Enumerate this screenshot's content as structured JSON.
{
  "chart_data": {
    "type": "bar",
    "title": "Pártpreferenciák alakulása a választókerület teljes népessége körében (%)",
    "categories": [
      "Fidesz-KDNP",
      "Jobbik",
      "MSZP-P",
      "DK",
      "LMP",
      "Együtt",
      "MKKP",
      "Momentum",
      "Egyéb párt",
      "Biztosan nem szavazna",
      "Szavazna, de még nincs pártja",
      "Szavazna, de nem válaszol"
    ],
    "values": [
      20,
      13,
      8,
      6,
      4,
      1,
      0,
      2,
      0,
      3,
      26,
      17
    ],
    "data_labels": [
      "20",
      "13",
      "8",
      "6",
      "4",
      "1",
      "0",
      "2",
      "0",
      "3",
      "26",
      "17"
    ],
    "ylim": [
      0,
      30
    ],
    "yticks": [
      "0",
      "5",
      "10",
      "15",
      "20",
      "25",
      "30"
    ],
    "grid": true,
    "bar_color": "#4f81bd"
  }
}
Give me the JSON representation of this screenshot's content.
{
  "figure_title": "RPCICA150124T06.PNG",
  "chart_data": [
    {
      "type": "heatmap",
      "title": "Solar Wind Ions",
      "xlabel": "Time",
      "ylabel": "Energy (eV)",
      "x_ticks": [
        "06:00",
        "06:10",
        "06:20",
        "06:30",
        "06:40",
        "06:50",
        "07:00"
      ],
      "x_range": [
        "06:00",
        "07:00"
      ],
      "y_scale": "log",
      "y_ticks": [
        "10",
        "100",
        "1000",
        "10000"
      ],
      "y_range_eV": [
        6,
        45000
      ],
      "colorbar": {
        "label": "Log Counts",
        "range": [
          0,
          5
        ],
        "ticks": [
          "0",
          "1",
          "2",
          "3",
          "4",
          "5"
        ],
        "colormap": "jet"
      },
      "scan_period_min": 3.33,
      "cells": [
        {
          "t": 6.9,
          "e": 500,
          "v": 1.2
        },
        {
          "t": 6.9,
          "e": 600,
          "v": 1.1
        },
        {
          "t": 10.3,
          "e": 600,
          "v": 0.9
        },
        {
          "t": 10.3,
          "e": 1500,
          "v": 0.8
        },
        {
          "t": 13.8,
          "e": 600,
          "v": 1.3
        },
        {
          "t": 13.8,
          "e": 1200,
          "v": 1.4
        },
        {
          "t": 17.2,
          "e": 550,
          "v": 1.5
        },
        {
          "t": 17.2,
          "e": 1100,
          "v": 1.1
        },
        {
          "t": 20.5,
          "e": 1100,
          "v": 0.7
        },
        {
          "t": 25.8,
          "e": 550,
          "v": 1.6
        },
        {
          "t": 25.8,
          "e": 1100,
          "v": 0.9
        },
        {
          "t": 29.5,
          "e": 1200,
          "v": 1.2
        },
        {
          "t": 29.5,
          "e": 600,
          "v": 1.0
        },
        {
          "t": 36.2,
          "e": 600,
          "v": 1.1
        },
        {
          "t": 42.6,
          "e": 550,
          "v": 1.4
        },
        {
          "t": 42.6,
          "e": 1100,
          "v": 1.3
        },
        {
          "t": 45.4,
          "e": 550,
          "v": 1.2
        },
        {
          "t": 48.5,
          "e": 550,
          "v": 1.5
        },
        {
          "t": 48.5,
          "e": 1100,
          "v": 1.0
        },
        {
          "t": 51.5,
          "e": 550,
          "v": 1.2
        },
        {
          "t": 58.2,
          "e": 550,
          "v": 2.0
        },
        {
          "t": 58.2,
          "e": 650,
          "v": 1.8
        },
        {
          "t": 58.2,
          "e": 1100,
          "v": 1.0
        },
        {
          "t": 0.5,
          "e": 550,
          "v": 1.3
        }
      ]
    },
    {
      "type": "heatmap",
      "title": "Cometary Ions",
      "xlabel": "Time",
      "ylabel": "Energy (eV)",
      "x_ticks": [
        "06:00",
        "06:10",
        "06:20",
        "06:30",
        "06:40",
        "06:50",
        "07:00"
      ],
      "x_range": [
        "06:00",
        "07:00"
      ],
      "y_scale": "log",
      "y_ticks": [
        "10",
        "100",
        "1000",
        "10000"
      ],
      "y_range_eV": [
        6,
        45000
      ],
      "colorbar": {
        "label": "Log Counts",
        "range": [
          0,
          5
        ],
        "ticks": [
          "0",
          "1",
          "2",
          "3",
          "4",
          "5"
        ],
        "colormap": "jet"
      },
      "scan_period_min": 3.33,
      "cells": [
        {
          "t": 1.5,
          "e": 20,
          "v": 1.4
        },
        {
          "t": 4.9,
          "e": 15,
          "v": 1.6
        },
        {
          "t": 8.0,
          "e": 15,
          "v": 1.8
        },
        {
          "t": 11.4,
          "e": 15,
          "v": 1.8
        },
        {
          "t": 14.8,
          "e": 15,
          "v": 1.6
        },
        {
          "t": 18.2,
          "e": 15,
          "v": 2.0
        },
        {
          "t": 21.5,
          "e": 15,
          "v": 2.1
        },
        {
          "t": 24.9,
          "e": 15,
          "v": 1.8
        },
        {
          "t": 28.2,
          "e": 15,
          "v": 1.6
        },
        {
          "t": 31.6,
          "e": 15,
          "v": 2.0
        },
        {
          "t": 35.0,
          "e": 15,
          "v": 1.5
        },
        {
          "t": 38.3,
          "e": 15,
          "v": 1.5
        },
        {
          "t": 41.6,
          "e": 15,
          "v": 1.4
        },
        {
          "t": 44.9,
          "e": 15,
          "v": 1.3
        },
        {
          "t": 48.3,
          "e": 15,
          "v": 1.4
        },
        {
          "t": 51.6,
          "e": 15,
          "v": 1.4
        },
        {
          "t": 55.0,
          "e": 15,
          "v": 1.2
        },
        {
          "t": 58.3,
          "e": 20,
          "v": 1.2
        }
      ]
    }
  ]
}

▸ **Aim of the task**:
Go through the listing above and return every line where the word "JSON" occurs.

▸ **Response below**:
Enumerate this screenshot's content as structured JSON.
Give me the JSON representation of this screenshot's content.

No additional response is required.